**Given records:**
--- BEGIN ---
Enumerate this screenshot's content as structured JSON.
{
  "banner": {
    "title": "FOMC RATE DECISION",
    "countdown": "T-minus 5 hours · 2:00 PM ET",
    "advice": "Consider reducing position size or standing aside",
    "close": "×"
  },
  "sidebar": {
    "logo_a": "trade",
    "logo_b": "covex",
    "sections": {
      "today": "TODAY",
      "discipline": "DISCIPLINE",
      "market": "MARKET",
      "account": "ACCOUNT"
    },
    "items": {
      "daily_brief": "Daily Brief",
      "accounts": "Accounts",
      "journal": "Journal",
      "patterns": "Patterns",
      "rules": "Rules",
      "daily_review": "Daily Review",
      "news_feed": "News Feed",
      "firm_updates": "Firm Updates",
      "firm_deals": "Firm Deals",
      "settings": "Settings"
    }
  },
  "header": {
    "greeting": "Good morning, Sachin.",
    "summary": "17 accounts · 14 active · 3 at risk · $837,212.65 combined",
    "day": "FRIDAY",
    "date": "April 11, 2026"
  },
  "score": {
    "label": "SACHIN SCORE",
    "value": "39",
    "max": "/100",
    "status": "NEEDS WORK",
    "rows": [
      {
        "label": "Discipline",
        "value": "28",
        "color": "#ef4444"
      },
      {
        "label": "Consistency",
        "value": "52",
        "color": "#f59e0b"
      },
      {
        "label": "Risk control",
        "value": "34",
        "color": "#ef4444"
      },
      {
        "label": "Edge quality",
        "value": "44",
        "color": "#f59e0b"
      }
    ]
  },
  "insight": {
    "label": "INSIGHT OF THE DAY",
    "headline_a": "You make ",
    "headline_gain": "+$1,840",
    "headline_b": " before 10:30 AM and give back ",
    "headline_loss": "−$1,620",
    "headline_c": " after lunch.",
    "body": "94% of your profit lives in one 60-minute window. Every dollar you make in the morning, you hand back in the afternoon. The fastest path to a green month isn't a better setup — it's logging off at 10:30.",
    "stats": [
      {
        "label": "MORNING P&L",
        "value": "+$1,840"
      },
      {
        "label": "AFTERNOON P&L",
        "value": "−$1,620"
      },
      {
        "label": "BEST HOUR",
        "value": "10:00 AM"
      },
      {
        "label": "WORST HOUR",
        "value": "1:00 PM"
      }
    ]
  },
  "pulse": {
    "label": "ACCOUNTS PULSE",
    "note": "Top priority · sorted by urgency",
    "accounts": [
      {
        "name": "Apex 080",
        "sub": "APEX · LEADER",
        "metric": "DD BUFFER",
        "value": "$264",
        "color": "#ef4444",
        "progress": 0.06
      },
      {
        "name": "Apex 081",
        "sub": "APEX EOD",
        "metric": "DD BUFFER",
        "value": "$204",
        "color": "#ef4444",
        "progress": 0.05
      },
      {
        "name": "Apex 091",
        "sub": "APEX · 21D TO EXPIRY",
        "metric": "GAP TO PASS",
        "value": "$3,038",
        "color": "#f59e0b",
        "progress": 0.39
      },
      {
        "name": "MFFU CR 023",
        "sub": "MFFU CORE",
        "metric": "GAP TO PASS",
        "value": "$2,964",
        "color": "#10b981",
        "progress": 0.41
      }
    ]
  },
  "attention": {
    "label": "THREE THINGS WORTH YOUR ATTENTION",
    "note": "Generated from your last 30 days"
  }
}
--- END ---
**What the task asks:** Reproduce each entry word for word.

**Reply:**
Enumerate this screenshot's content as structured JSON.
{
  "banner": {
    "title": "FOMC RATE DECISION",
    "countdown": "T-minus 5 hours · 2:00 PM ET",
    "advice": "Consider reducing position size or standing aside",
    "close": "×"
  },
  "sidebar": {
    "logo_a": "trade",
    "logo_b": "covex",
    "sections": {
      "today": "TODAY",
      "discipline": "DISCIPLINE",
      "market": "MARKET",
      "account": "ACCOUNT"
    },
    "items": {
      "daily_brief": "Daily Brief",
      "accounts": "Accounts",
      "journal": "Journal",
      "patterns": "Patterns",
      "rules": "Rules",
      "daily_review": "Daily Review",
      "news_feed": "News Feed",
      "firm_updates": "Firm Updates",
      "firm_deals": "Firm Deals",
      "settings": "Settings"
    }
  },
  "header": {
    "greeting": "Good morning, Sachin.",
    "summary": "17 accounts · 14 active · 3 at risk · $837,212.65 combined",
    "day": "FRIDAY",
    "date": "April 11, 2026"
  },
  "score": {
    "label": "SACHIN SCORE",
    "value": "39",
    "max": "/100",
    "status": "NEEDS WORK",
    "rows": [
      {
        "label": "Discipline",
        "value": "28",
        "color": "#ef4444"
      },
      {
        "label": "Consistency",
        "value": "52",
        "color": "#f59e0b"
      },
      {
        "label": "Risk control",
        "value": "34",
        "color": "#ef4444"
      },
      {
        "label": "Edge quality",
        "value": "44",
        "color": "#f59e0b"
      }
    ]
  },
  "insight": {
    "label": "INSIGHT OF THE DAY",
    "headline_a": "You make ",
    "headline_gain": "+$1,840",
    "headline_b": " before 10:30 AM and give back ",
    "headline_loss": "−$1,620",
    "headline_c": " after lunch.",
    "body": "94% of your profit lives in one 60-minute window. Every dollar you make in the morning, you hand back in the afternoon. The fastest path to a green month isn't a better setup — it's logging off at 10:30.",
    "stats": [
      {
        "label": "MORNING P&L",
        "value": "+$1,840"
      },
      {
        "label": "AFTERNOON P&L",
        "value": "−$1,620"
      },
      {
        "label": "BEST HOUR",
        "value": "10:00 AM"
      },
      {
        "label": "WORST HOUR",
        "value": "1:00 PM"
      }
    ]
  },
  "pulse": {
    "label": "ACCOUNTS PULSE",
    "note": "Top priority · sorted by urgency",
    "accounts": [
      {
        "name": "Apex 080",
        "sub": "APEX · LEADER",
        "metric": "DD BUFFER",
        "value": "$264",
        "color": "#ef4444",
        "progress": 0.06
      },
      {
        "name": "Apex 081",
        "sub": "APEX EOD",
        "metric": "DD BUFFER",
        "value": "$204",
        "color": "#ef4444",
        "progress": 0.05
      },
      {
        "name": "Apex 091",
        "sub": "APEX · 21D TO EXPIRY",
        "metric": "GAP TO PASS",
        "value": "$3,038",
        "color": "#f59e0b",
        "progress": 0.39
      },
      {
        "name": "MFFU CR 023",
        "sub": "MFFU CORE",
        "metric": "GAP TO PASS",
        "value": "$2,964",
        "color": "#10b981",
        "progress": 0.41
      }
    ]
  },
  "attention": {
    "label": "THREE THINGS WORTH YOUR ATTENTION",
    "note": "Generated from your last 30 days"
  }
}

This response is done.